Task input

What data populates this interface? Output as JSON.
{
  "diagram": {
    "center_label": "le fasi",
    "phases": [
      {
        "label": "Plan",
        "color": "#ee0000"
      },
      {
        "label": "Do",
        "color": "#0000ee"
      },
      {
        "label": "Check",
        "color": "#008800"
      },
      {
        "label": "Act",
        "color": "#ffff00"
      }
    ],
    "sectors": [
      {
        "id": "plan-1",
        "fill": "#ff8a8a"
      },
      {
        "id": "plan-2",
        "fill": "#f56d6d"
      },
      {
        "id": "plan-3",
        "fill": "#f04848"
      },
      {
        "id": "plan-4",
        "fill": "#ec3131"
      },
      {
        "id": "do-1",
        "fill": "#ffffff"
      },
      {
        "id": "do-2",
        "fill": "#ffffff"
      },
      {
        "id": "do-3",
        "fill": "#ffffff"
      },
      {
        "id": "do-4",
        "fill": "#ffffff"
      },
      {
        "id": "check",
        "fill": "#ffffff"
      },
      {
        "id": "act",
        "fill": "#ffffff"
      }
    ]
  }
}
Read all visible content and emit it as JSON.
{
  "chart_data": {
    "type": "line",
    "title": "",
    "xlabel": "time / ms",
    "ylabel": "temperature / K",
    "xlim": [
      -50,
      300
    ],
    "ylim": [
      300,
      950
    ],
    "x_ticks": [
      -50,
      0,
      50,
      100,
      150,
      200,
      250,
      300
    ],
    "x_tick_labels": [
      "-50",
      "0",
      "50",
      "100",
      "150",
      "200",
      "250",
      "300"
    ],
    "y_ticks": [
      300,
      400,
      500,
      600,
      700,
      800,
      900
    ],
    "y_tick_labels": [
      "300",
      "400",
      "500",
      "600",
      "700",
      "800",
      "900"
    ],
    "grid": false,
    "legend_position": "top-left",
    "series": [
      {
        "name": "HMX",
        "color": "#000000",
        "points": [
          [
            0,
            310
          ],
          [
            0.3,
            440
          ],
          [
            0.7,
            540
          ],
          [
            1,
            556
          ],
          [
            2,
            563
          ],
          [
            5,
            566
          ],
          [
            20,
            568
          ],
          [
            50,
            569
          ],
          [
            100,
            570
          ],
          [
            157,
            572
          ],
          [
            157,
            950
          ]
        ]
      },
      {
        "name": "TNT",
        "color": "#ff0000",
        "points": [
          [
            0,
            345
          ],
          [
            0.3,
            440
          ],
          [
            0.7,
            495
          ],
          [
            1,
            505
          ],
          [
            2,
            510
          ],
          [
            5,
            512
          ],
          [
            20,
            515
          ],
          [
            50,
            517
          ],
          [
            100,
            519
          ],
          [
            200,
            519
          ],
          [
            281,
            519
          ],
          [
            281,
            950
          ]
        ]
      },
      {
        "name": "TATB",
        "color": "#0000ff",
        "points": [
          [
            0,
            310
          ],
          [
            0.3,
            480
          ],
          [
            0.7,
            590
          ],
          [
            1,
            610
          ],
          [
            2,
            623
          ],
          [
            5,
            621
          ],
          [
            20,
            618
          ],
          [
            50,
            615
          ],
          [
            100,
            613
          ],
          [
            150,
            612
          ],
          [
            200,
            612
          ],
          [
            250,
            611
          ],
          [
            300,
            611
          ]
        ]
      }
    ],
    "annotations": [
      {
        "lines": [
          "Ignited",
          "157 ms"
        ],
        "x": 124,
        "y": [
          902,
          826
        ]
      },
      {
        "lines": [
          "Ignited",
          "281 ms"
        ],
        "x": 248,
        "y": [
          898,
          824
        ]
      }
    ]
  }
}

Required work
Reply with the number of lines in the preceding entries that contain "color", and no other words.

Solved problem
7